_STATED GOAL_
Reproduce every record below exactly as written, leaving out any pictures.

MATERIAL TO PROCESS start

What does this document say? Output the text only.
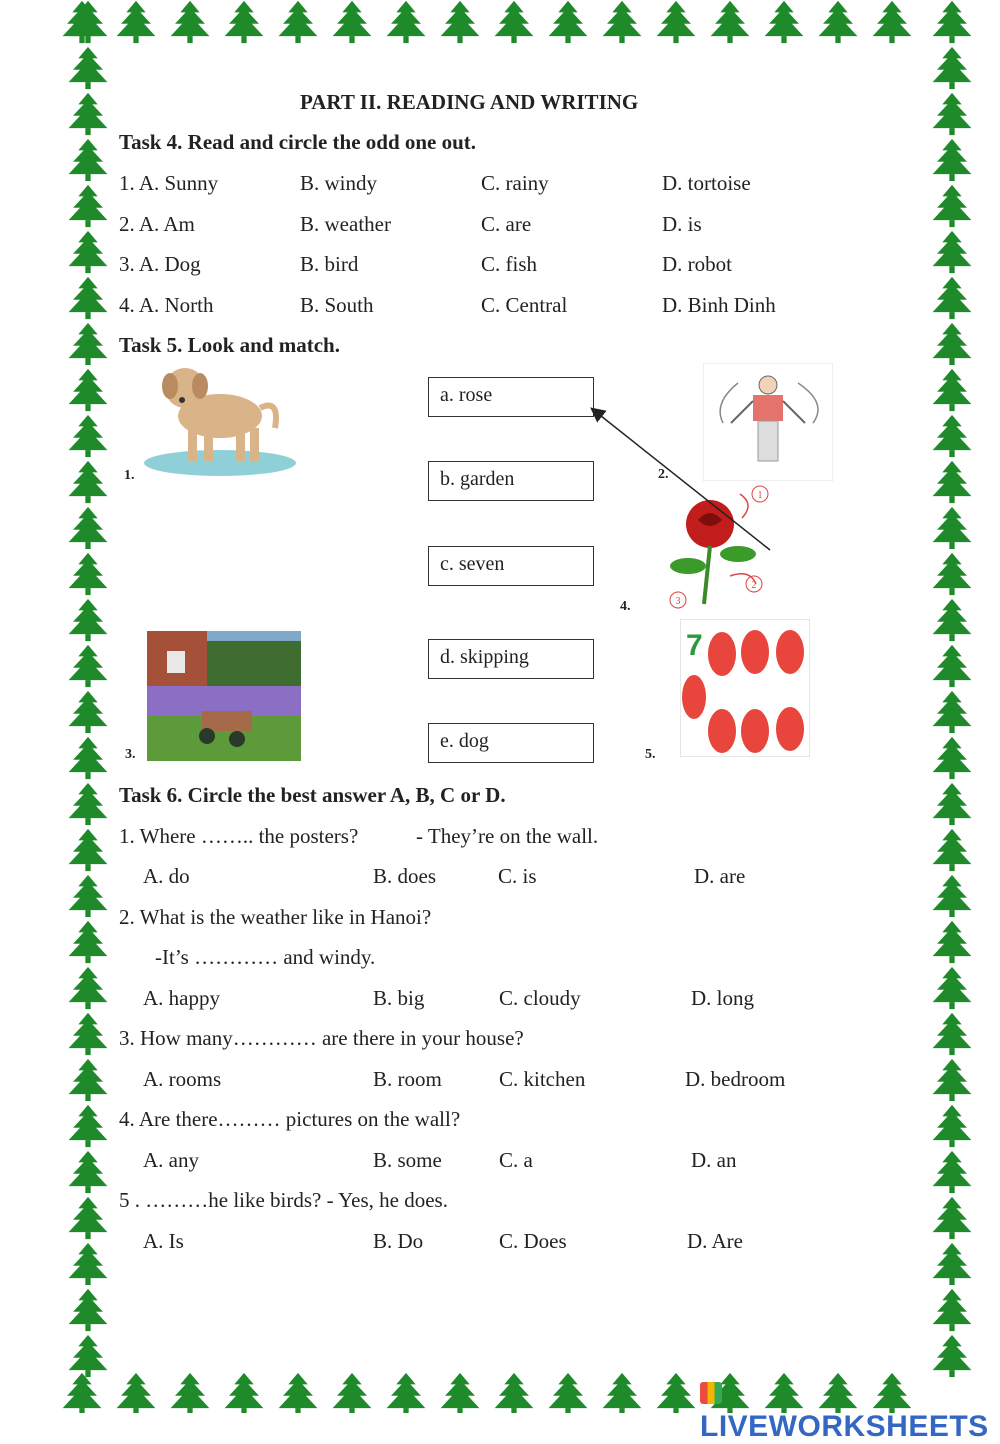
PART II. READING AND WRITING
Task 4. Read and circle the odd one out.
1. A. Sunny	B. windy	C. rainy	D. tortoise
2. A. Am	B. weather	C. are	D. is
3. A. Dog	B. bird	C. fish	D. robot
4. A. North	B. South	C. Central	D. Binh Dinh
Task 5. Look and match.
1.
3.
a. rose
b. garden
c. seven
d. skipping
e. dog
2.
1
2
3
4.
7
5.
Task 6. Circle the best answer A, B, C or D.
1. Where …….. the posters?	- They’re on the wall.
A. do	B. does	C. is	D. are
2. What is the weather like in Hanoi?
-It’s ………… and windy.
A. happy	B. big	C. cloudy	D. long
3. How many………… are there in your house?
A. rooms	B. room	C. kitchen	D. bedroom
4. Are there……… pictures on the wall?
A. any	B. some	C. a	D. an
5 . ………he like birds? - Yes, he does.
A. Is	B. Do	C. Does	D. Are
LIVEWORKSHEETS
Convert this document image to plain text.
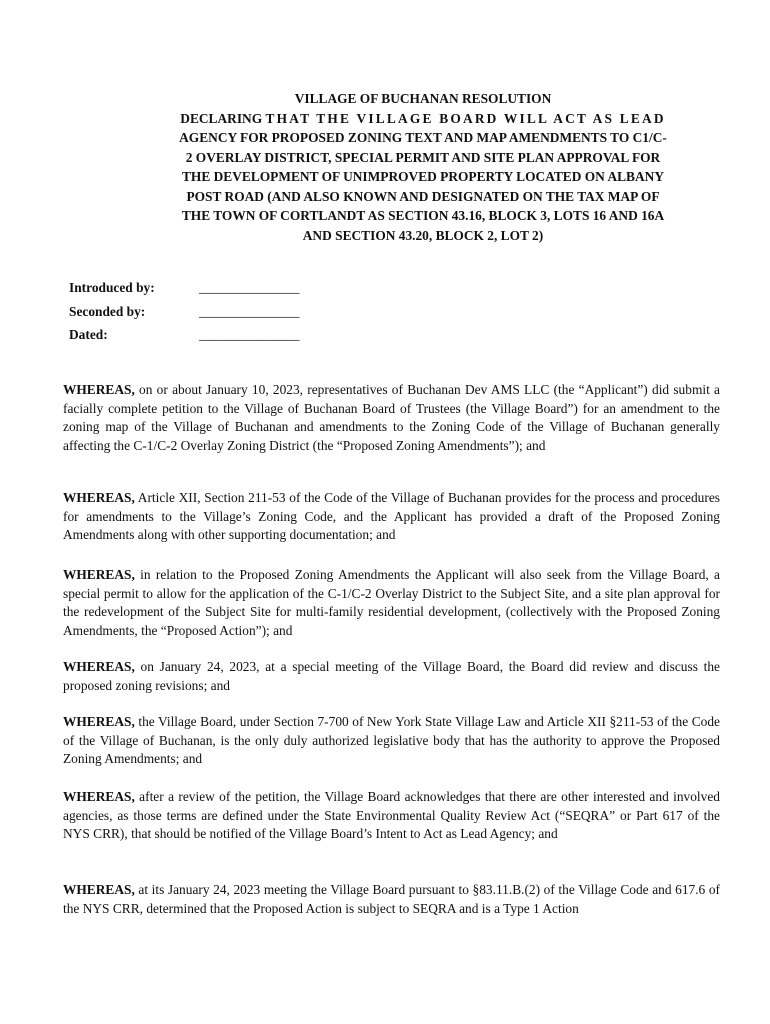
VILLAGE OF BUCHANAN RESOLUTION
DECLARING THAT THE VILLAGE BOARD WILL ACT AS LEAD
AGENCY FOR PROPOSED ZONING TEXT AND MAP AMENDMENTS TO C1/C-
2 OVERLAY DISTRICT, SPECIAL PERMIT AND SITE PLAN APPROVAL FOR
THE DEVELOPMENT OF UNIMPROVED PROPERTY LOCATED ON ALBANY
POST ROAD (AND ALSO KNOWN AND DESIGNATED ON THE TAX MAP OF
THE TOWN OF CORTLANDT AS SECTION 43.16, BLOCK 3, LOTS 16 AND 16A
AND SECTION 43.20, BLOCK 2, LOT 2)
Introduced by:	_______________
Seconded by:	_______________
Dated:	_______________
WHEREAS, on or about January 10, 2023, representatives of Buchanan Dev AMS LLC (the “Applicant”) did submit a facially complete petition to the Village of Buchanan Board of Trustees (the Village Board”) for an amendment to the zoning map of the Village of Buchanan and amendments to the Zoning Code of the Village of Buchanan generally affecting the C-1/C-2 Overlay Zoning District (the “Proposed Zoning Amendments”); and
WHEREAS, Article XII, Section 211-53 of the Code of the Village of Buchanan provides for the process and procedures for amendments to the Village’s Zoning Code, and the Applicant has provided a draft of the Proposed Zoning Amendments along with other supporting documentation; and
WHEREAS, in relation to the Proposed Zoning Amendments the Applicant will also seek from the Village Board, a special permit to allow for the application of the C-1/C-2 Overlay District to the Subject Site, and a site plan approval for the redevelopment of the Subject Site for multi-family residential development, (collectively with the Proposed Zoning Amendments, the “Proposed Action”); and
WHEREAS, on January 24, 2023, at a special meeting of the Village Board, the Board did review and discuss the proposed zoning revisions; and
WHEREAS, the Village Board, under Section 7-700 of New York State Village Law and Article XII §211-53 of the Code of the Village of Buchanan, is the only duly authorized legislative body that has the authority to approve the Proposed Zoning Amendments; and
WHEREAS, after a review of the petition, the Village Board acknowledges that there are other interested and involved agencies, as those terms are defined under the State Environmental Quality Review Act (“SEQRA” or Part 617 of the NYS CRR), that should be notified of the Village Board’s Intent to Act as Lead Agency; and
WHEREAS, at its January 24, 2023 meeting the Village Board pursuant to §83.11.B.(2) of the Village Code and 617.6 of the NYS CRR, determined that the Proposed Action is subject to SEQRA and is a Type 1 Action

MATERIAL TO PROCESS end

_CORRECT ANSWER_
What does this document say? Output the text only.
PART II. READING AND WRITING
Task 4. Read and circle the odd one out.
1. A. Sunny	B. windy	C. rainy	D. tortoise
2. A. Am	B. weather	C. are	D. is
3. A. Dog	B. bird	C. fish	D. robot
4. A. North	B. South	C. Central	D. Binh Dinh
Task 5. Look and match.
1.
3.
a. rose
b. garden
c. seven
d. skipping
e. dog
2.
1
2
3
4.
7
5.
Task 6. Circle the best answer A, B, C or D.
1. Where …….. the posters?	- They’re on the wall.
A. do	B. does	C. is	D. are
2. What is the weather like in Hanoi?
-It’s ………… and windy.
A. happy	B. big	C. cloudy	D. long
3. How many………… are there in your house?
A. rooms	B. room	C. kitchen	D. bedroom
4. Are there……… pictures on the wall?
A. any	B. some	C. a	D. an
5 . ………he like birds? - Yes, he does.
A. Is	B. Do	C. Does	D. Are
LIVEWORKSHEETS
Convert this document image to plain text.
VILLAGE OF BUCHANAN RESOLUTION
DECLARING THAT THE VILLAGE BOARD WILL ACT AS LEAD
AGENCY FOR PROPOSED ZONING TEXT AND MAP AMENDMENTS TO C1/C-
2 OVERLAY DISTRICT, SPECIAL PERMIT AND SITE PLAN APPROVAL FOR
THE DEVELOPMENT OF UNIMPROVED PROPERTY LOCATED ON ALBANY
POST ROAD (AND ALSO KNOWN AND DESIGNATED ON THE TAX MAP OF
THE TOWN OF CORTLANDT AS SECTION 43.16, BLOCK 3, LOTS 16 AND 16A
AND SECTION 43.20, BLOCK 2, LOT 2)
Introduced by:	_______________
Seconded by:	_______________
Dated:	_______________
WHEREAS, on or about January 10, 2023, representatives of Buchanan Dev AMS LLC (the “Applicant”) did submit a facially complete petition to the Village of Buchanan Board of Trustees (the Village Board”) for an amendment to the zoning map of the Village of Buchanan and amendments to the Zoning Code of the Village of Buchanan generally affecting the C-1/C-2 Overlay Zoning District (the “Proposed Zoning Amendments”); and
WHEREAS, Article XII, Section 211-53 of the Code of the Village of Buchanan provides for the process and procedures for amendments to the Village’s Zoning Code, and the Applicant has provided a draft of the Proposed Zoning Amendments along with other supporting documentation; and
WHEREAS, in relation to the Proposed Zoning Amendments the Applicant will also seek from the Village Board, a special permit to allow for the application of the C-1/C-2 Overlay District to the Subject Site, and a site plan approval for the redevelopment of the Subject Site for multi-family residential development, (collectively with the Proposed Zoning Amendments, the “Proposed Action”); and
WHEREAS, on January 24, 2023, at a special meeting of the Village Board, the Board did review and discuss the proposed zoning revisions; and
WHEREAS, the Village Board, under Section 7-700 of New York State Village Law and Article XII §211-53 of the Code of the Village of Buchanan, is the only duly authorized legislative body that has the authority to approve the Proposed Zoning Amendments; and
WHEREAS, after a review of the petition, the Village Board acknowledges that there are other interested and involved agencies, as those terms are defined under the State Environmental Quality Review Act (“SEQRA” or Part 617 of the NYS CRR), that should be notified of the Village Board’s Intent to Act as Lead Agency; and
WHEREAS, at its January 24, 2023 meeting the Village Board pursuant to §83.11.B.(2) of the Village Code and 617.6 of the NYS CRR, determined that the Proposed Action is subject to SEQRA and is a Type 1 Action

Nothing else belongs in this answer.